◆ **Given request**: Write out each line that follows exactly as it stands, without the pictures.

----

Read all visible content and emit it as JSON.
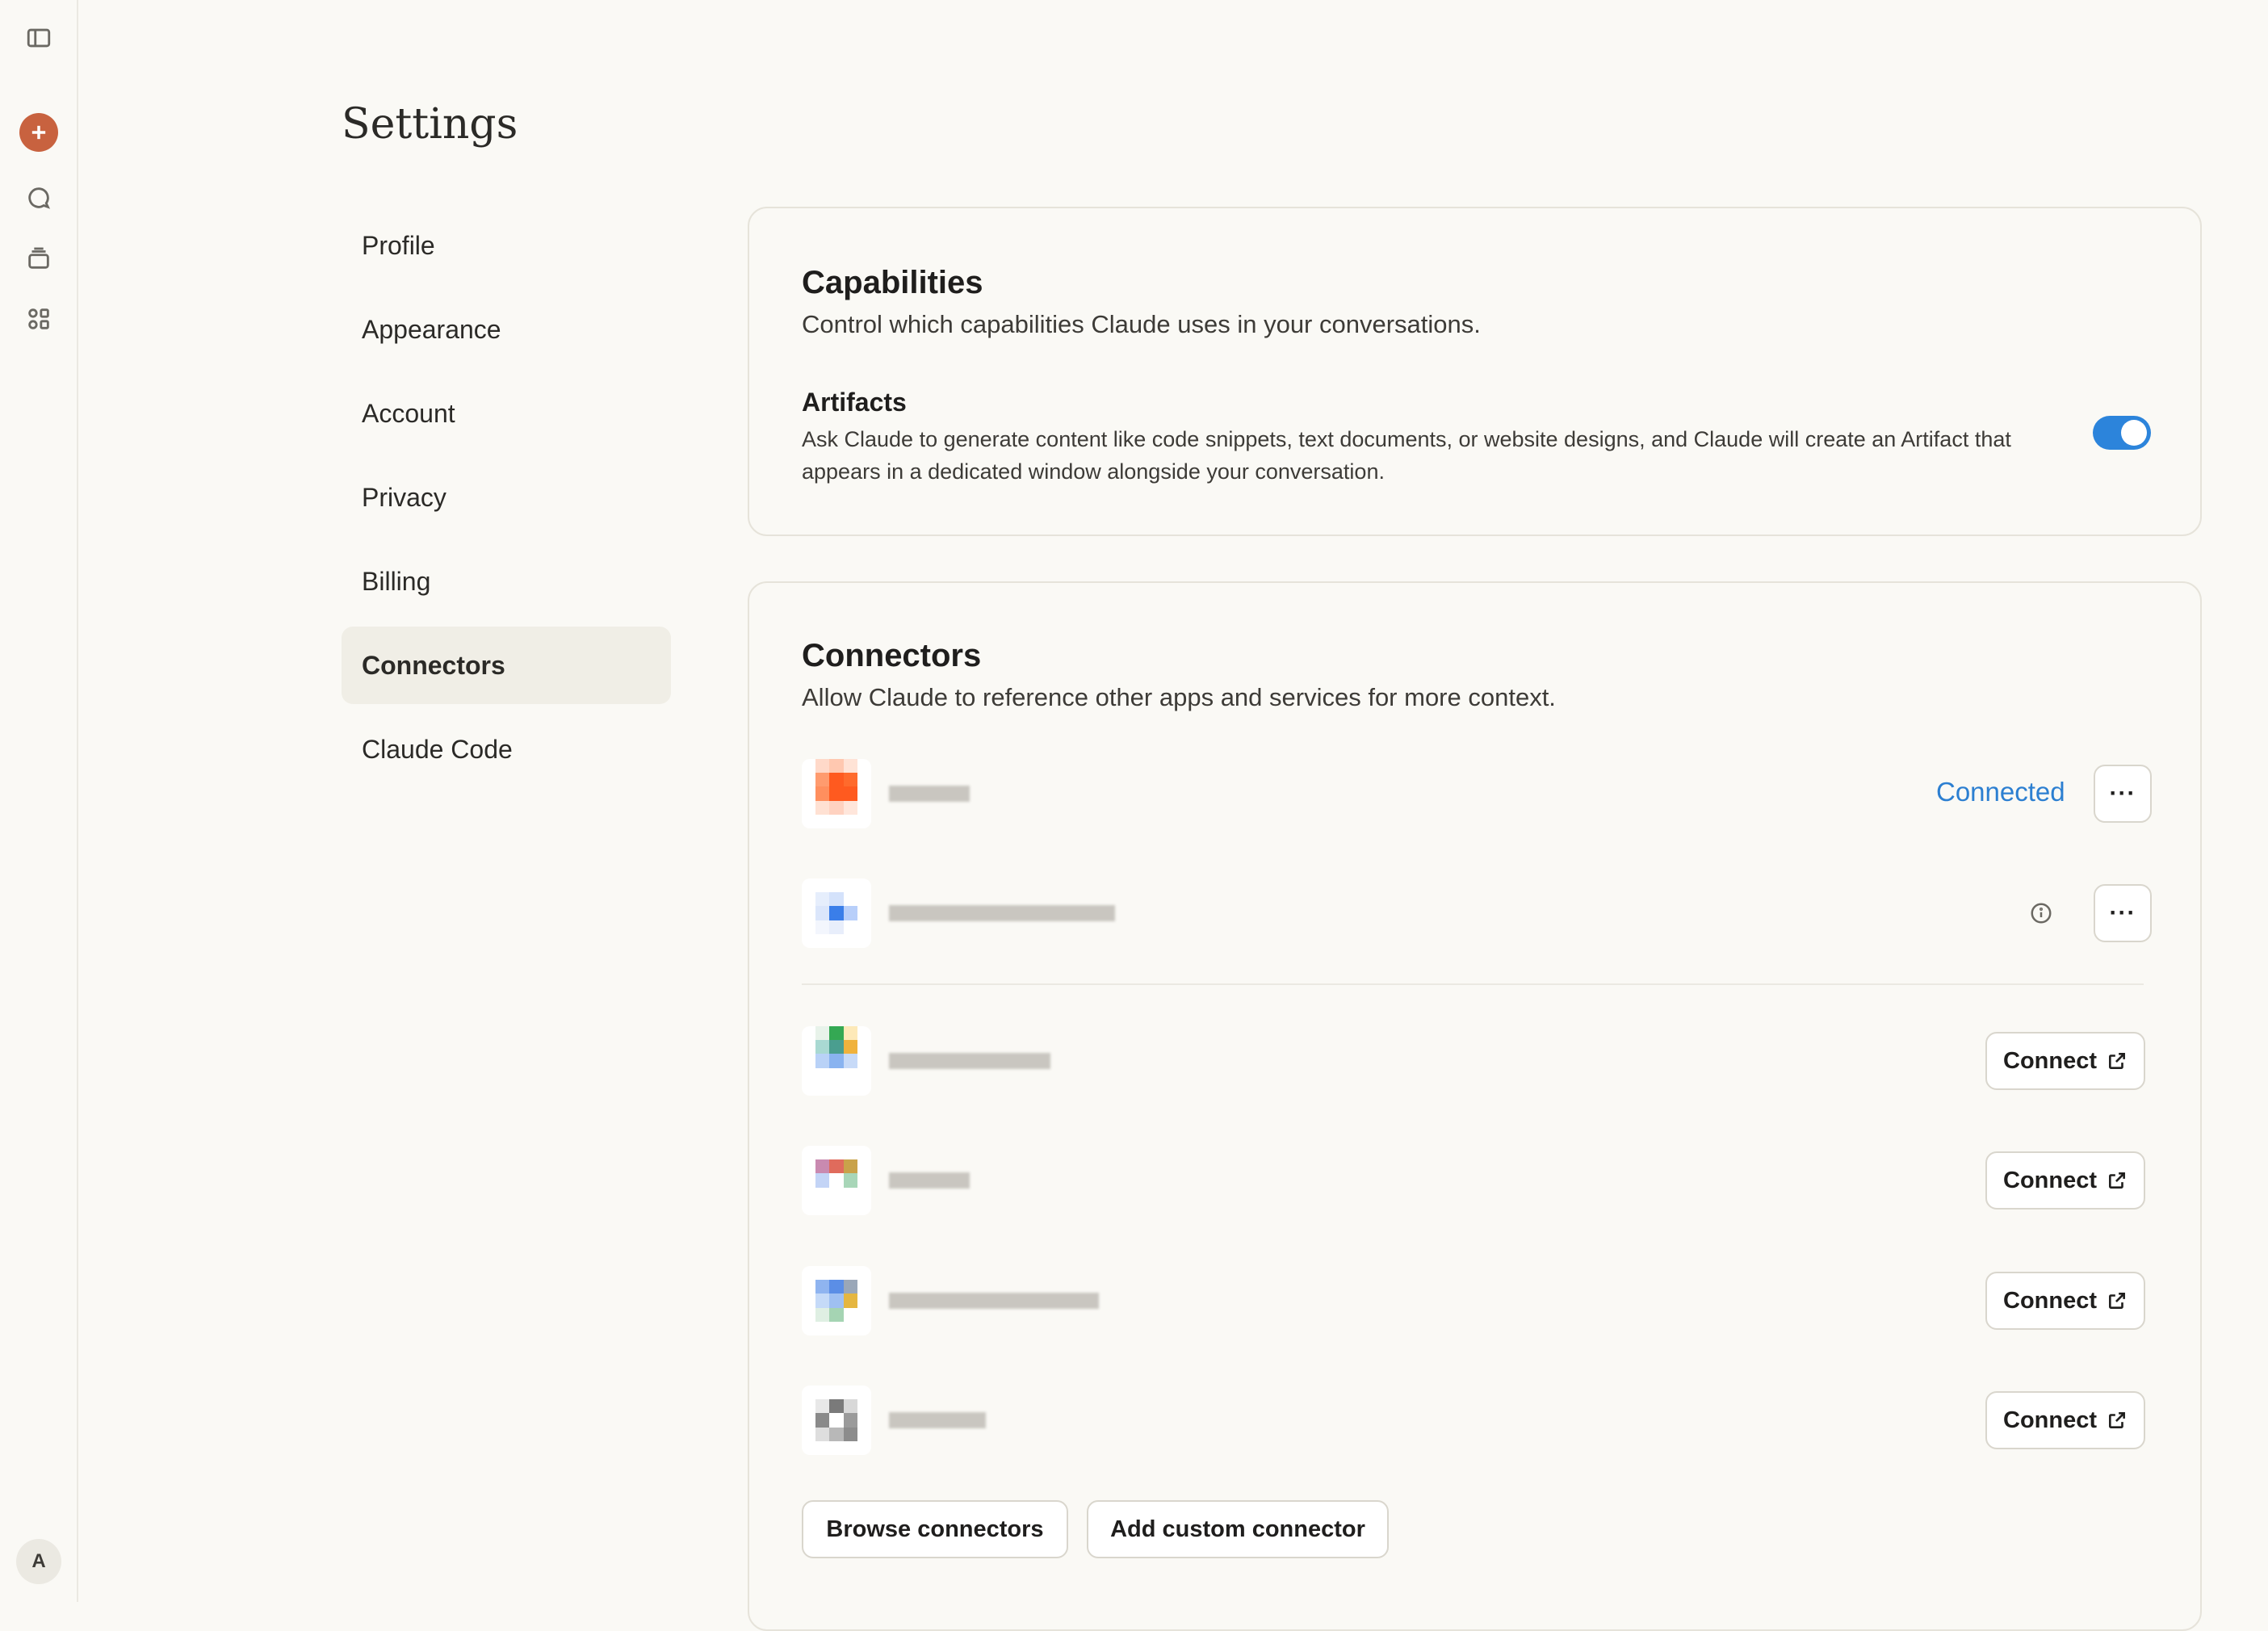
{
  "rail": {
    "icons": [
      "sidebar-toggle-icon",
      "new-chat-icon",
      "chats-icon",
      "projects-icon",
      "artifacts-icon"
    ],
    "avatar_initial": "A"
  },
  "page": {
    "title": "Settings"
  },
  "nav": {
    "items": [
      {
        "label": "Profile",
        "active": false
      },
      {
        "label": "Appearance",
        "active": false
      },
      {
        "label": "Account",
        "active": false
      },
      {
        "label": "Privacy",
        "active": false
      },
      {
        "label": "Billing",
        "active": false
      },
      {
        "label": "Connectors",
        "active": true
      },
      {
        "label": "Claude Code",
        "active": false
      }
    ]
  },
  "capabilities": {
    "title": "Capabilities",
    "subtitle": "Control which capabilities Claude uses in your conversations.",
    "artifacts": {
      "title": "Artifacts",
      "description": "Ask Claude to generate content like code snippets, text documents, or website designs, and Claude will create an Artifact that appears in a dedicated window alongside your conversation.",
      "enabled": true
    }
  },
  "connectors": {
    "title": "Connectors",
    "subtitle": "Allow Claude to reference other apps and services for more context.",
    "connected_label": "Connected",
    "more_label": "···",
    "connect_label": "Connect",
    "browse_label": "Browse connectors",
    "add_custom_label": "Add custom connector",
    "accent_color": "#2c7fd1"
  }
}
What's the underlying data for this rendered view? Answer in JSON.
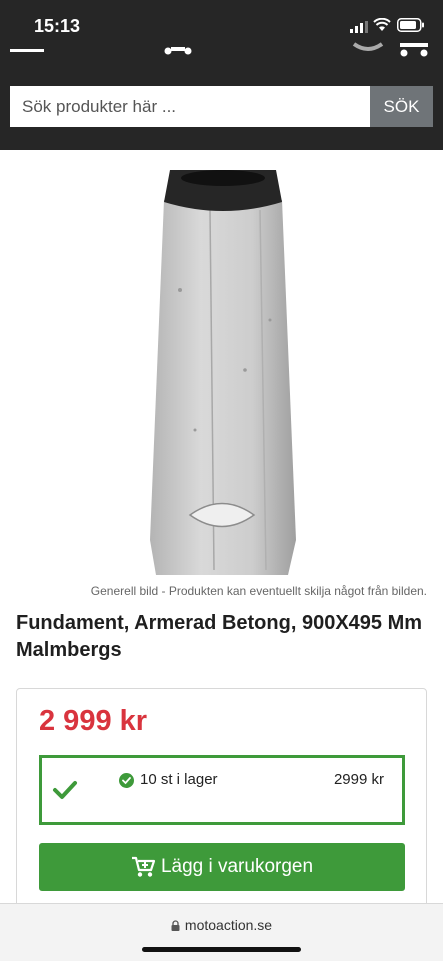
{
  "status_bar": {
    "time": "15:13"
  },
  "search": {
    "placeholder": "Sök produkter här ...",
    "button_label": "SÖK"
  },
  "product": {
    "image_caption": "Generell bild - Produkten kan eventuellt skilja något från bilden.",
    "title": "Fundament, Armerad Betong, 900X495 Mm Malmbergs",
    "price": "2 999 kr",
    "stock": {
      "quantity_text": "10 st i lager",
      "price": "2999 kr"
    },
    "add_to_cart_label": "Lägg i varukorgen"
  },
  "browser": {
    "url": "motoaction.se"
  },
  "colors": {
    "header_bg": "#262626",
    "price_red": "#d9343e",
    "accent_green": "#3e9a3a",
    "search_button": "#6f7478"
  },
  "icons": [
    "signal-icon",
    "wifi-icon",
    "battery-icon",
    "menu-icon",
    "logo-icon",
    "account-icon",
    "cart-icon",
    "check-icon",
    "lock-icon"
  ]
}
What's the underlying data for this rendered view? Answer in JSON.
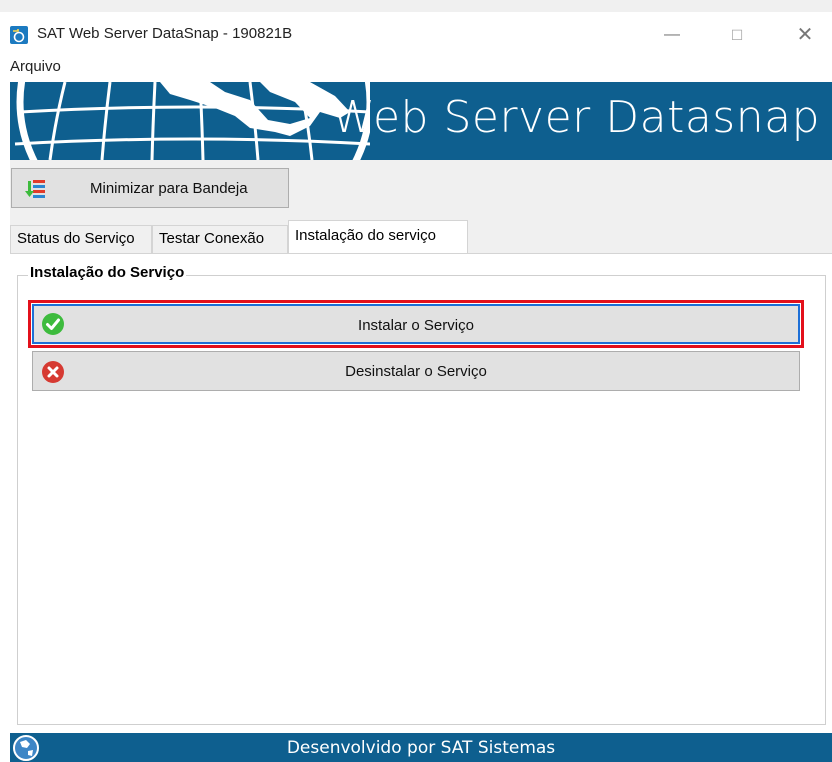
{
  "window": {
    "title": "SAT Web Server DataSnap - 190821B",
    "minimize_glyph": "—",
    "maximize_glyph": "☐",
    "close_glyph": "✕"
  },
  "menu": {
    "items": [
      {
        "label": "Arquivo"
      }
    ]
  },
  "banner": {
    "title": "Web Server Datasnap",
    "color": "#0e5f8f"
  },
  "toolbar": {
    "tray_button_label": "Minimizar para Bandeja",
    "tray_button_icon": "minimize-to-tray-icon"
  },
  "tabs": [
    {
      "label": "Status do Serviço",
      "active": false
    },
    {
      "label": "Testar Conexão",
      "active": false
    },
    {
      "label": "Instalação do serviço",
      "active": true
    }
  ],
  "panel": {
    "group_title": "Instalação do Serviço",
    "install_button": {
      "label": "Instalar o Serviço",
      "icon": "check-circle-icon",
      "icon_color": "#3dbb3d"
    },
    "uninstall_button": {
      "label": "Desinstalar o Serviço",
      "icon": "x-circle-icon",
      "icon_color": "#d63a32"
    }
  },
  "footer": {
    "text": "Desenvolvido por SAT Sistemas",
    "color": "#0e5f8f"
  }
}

----

◆ **Exercise result**:
Read all visible content and emit it as JSON.
{
  "rail": {
    "icons": [
      "sidebar-toggle-icon",
      "new-chat-icon",
      "chats-icon",
      "projects-icon",
      "artifacts-icon"
    ],
    "avatar_initial": "A"
  },
  "page": {
    "title": "Settings"
  },
  "nav": {
    "items": [
      {
        "label": "Profile",
        "active": false
      },
      {
        "label": "Appearance",
        "active": false
      },
      {
        "label": "Account",
        "active": false
      },
      {
        "label": "Privacy",
        "active": false
      },
      {
        "label": "Billing",
        "active": false
      },
      {
        "label": "Connectors",
        "active": true
      },
      {
        "label": "Claude Code",
        "active": false
      }
    ]
  },
  "capabilities": {
    "title": "Capabilities",
    "subtitle": "Control which capabilities Claude uses in your conversations.",
    "artifacts": {
      "title": "Artifacts",
      "description": "Ask Claude to generate content like code snippets, text documents, or website designs, and Claude will create an Artifact that appears in a dedicated window alongside your conversation.",
      "enabled": true
    }
  },
  "connectors": {
    "title": "Connectors",
    "subtitle": "Allow Claude to reference other apps and services for more context.",
    "connected_label": "Connected",
    "more_label": "···",
    "connect_label": "Connect",
    "browse_label": "Browse connectors",
    "add_custom_label": "Add custom connector",
    "accent_color": "#2c7fd1"
  }
}
What's the underlying data for this rendered view? Answer in JSON.
{
  "status_bar": {
    "time": "15:13"
  },
  "search": {
    "placeholder": "Sök produkter här ...",
    "button_label": "SÖK"
  },
  "product": {
    "image_caption": "Generell bild - Produkten kan eventuellt skilja något från bilden.",
    "title": "Fundament, Armerad Betong, 900X495 Mm Malmbergs",
    "price": "2 999 kr",
    "stock": {
      "quantity_text": "10 st i lager",
      "price": "2999 kr"
    },
    "add_to_cart_label": "Lägg i varukorgen"
  },
  "browser": {
    "url": "motoaction.se"
  },
  "colors": {
    "header_bg": "#262626",
    "price_red": "#d9343e",
    "accent_green": "#3e9a3a",
    "search_button": "#6f7478"
  },
  "icons": [
    "signal-icon",
    "wifi-icon",
    "battery-icon",
    "menu-icon",
    "logo-icon",
    "account-icon",
    "cart-icon",
    "check-icon",
    "lock-icon"
  ]
}
What's the underlying data for this rendered view? Answer in JSON.
{
  "window": {
    "title": "SAT Web Server DataSnap - 190821B",
    "minimize_glyph": "—",
    "maximize_glyph": "☐",
    "close_glyph": "✕"
  },
  "menu": {
    "items": [
      {
        "label": "Arquivo"
      }
    ]
  },
  "banner": {
    "title": "Web Server Datasnap",
    "color": "#0e5f8f"
  },
  "toolbar": {
    "tray_button_label": "Minimizar para Bandeja",
    "tray_button_icon": "minimize-to-tray-icon"
  },
  "tabs": [
    {
      "label": "Status do Serviço",
      "active": false
    },
    {
      "label": "Testar Conexão",
      "active": false
    },
    {
      "label": "Instalação do serviço",
      "active": true
    }
  ],
  "panel": {
    "group_title": "Instalação do Serviço",
    "install_button": {
      "label": "Instalar o Serviço",
      "icon": "check-circle-icon",
      "icon_color": "#3dbb3d"
    },
    "uninstall_button": {
      "label": "Desinstalar o Serviço",
      "icon": "x-circle-icon",
      "icon_color": "#d63a32"
    }
  },
  "footer": {
    "text": "Desenvolvido por SAT Sistemas",
    "color": "#0e5f8f"
  }
}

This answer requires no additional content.